DATA FOR PROCESSING:
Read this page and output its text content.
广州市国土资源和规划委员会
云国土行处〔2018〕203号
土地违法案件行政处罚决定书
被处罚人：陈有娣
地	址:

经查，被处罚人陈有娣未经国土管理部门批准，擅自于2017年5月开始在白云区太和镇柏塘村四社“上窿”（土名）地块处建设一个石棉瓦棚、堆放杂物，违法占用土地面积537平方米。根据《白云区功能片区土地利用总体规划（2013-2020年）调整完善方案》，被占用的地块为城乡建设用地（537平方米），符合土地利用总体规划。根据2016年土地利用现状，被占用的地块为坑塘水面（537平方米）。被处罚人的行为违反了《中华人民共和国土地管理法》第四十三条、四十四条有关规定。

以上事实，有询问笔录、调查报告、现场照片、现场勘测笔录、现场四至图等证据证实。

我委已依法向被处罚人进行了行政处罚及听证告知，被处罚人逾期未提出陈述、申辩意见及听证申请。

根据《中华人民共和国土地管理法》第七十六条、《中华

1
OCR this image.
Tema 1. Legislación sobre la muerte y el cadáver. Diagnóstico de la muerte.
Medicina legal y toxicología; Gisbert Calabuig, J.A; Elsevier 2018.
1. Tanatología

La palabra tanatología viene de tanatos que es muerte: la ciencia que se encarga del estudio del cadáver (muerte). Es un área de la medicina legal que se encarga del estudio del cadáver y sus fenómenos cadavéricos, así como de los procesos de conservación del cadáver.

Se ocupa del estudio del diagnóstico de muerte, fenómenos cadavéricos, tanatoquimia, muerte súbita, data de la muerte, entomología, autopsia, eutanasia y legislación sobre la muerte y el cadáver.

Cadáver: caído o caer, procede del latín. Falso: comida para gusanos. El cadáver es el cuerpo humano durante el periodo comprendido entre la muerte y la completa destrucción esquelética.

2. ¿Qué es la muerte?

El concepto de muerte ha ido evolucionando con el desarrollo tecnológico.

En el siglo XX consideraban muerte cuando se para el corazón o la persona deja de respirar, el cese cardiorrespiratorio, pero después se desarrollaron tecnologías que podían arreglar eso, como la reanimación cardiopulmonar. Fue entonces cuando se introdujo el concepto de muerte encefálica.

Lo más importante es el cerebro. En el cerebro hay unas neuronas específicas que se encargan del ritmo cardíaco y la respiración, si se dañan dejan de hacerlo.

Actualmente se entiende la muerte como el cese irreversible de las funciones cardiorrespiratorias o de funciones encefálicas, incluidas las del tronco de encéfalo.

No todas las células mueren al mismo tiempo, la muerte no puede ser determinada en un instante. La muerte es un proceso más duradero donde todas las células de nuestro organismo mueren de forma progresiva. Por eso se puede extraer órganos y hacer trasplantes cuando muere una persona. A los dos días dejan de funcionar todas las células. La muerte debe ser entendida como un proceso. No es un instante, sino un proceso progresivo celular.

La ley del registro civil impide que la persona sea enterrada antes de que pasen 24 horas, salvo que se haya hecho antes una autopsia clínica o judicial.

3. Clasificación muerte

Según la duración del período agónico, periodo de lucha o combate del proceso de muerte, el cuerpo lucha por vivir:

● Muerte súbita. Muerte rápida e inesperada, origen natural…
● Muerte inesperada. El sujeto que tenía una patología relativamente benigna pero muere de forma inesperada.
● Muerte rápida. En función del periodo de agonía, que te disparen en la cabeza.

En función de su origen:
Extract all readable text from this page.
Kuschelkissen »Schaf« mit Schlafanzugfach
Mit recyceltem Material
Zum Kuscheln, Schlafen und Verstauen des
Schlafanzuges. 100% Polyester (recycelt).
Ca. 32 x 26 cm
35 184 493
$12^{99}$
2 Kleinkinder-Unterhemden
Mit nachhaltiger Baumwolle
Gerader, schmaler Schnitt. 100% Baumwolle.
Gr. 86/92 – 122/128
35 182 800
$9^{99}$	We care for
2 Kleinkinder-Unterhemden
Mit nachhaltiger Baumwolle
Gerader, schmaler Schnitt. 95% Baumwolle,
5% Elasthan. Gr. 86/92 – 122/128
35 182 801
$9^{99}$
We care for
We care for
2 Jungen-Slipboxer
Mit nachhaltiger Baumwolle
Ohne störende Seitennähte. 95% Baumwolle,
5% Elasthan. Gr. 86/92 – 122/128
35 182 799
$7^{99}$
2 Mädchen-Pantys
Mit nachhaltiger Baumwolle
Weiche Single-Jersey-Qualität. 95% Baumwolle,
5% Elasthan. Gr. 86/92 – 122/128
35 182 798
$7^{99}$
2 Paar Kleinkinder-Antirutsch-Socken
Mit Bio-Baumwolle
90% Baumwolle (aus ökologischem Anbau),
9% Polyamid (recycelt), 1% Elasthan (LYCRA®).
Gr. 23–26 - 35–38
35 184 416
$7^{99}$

WHAT YOU SHOULD DO:
Extract the complete listing verbatim.

FULL ANSWER:
Read this page and output its text content.
广州市国土资源和规划委员会
云国土行处〔2018〕203号
土地违法案件行政处罚决定书
被处罚人：陈有娣
地	址:

经查，被处罚人陈有娣未经国土管理部门批准，擅自于2017年5月开始在白云区太和镇柏塘村四社“上窿”（土名）地块处建设一个石棉瓦棚、堆放杂物，违法占用土地面积537平方米。根据《白云区功能片区土地利用总体规划（2013-2020年）调整完善方案》，被占用的地块为城乡建设用地（537平方米），符合土地利用总体规划。根据2016年土地利用现状，被占用的地块为坑塘水面（537平方米）。被处罚人的行为违反了《中华人民共和国土地管理法》第四十三条、四十四条有关规定。

以上事实，有询问笔录、调查报告、现场照片、现场勘测笔录、现场四至图等证据证实。

我委已依法向被处罚人进行了行政处罚及听证告知，被处罚人逾期未提出陈述、申辩意见及听证申请。

根据《中华人民共和国土地管理法》第七十六条、《中华

1
OCR this image.
Tema 1. Legislación sobre la muerte y el cadáver. Diagnóstico de la muerte.
Medicina legal y toxicología; Gisbert Calabuig, J.A; Elsevier 2018.
1. Tanatología

La palabra tanatología viene de tanatos que es muerte: la ciencia que se encarga del estudio del cadáver (muerte). Es un área de la medicina legal que se encarga del estudio del cadáver y sus fenómenos cadavéricos, así como de los procesos de conservación del cadáver.

Se ocupa del estudio del diagnóstico de muerte, fenómenos cadavéricos, tanatoquimia, muerte súbita, data de la muerte, entomología, autopsia, eutanasia y legislación sobre la muerte y el cadáver.

Cadáver: caído o caer, procede del latín. Falso: comida para gusanos. El cadáver es el cuerpo humano durante el periodo comprendido entre la muerte y la completa destrucción esquelética.

2. ¿Qué es la muerte?

El concepto de muerte ha ido evolucionando con el desarrollo tecnológico.

En el siglo XX consideraban muerte cuando se para el corazón o la persona deja de respirar, el cese cardiorrespiratorio, pero después se desarrollaron tecnologías que podían arreglar eso, como la reanimación cardiopulmonar. Fue entonces cuando se introdujo el concepto de muerte encefálica.

Lo más importante es el cerebro. En el cerebro hay unas neuronas específicas que se encargan del ritmo cardíaco y la respiración, si se dañan dejan de hacerlo.

Actualmente se entiende la muerte como el cese irreversible de las funciones cardiorrespiratorias o de funciones encefálicas, incluidas las del tronco de encéfalo.

No todas las células mueren al mismo tiempo, la muerte no puede ser determinada en un instante. La muerte es un proceso más duradero donde todas las células de nuestro organismo mueren de forma progresiva. Por eso se puede extraer órganos y hacer trasplantes cuando muere una persona. A los dos días dejan de funcionar todas las células. La muerte debe ser entendida como un proceso. No es un instante, sino un proceso progresivo celular.

La ley del registro civil impide que la persona sea enterrada antes de que pasen 24 horas, salvo que se haya hecho antes una autopsia clínica o judicial.

3. Clasificación muerte

Según la duración del período agónico, periodo de lucha o combate del proceso de muerte, el cuerpo lucha por vivir:

● Muerte súbita. Muerte rápida e inesperada, origen natural…
● Muerte inesperada. El sujeto que tenía una patología relativamente benigna pero muere de forma inesperada.
● Muerte rápida. En función del periodo de agonía, que te disparen en la cabeza.

En función de su origen:
Extract all readable text from this page.
Kuschelkissen »Schaf« mit Schlafanzugfach
Mit recyceltem Material
Zum Kuscheln, Schlafen und Verstauen des
Schlafanzuges. 100% Polyester (recycelt).
Ca. 32 x 26 cm
35 184 493
$12^{99}$
2 Kleinkinder-Unterhemden
Mit nachhaltiger Baumwolle
Gerader, schmaler Schnitt. 100% Baumwolle.
Gr. 86/92 – 122/128
35 182 800
$9^{99}$	We care for
2 Kleinkinder-Unterhemden
Mit nachhaltiger Baumwolle
Gerader, schmaler Schnitt. 95% Baumwolle,
5% Elasthan. Gr. 86/92 – 122/128
35 182 801
$9^{99}$
We care for
We care for
2 Jungen-Slipboxer
Mit nachhaltiger Baumwolle
Ohne störende Seitennähte. 95% Baumwolle,
5% Elasthan. Gr. 86/92 – 122/128
35 182 799
$7^{99}$
2 Mädchen-Pantys
Mit nachhaltiger Baumwolle
Weiche Single-Jersey-Qualität. 95% Baumwolle,
5% Elasthan. Gr. 86/92 – 122/128
35 182 798
$7^{99}$
2 Paar Kleinkinder-Antirutsch-Socken
Mit Bio-Baumwolle
90% Baumwolle (aus ökologischem Anbau),
9% Polyamid (recycelt), 1% Elasthan (LYCRA®).
Gr. 23–26 - 35–38
35 184 416
$7^{99}$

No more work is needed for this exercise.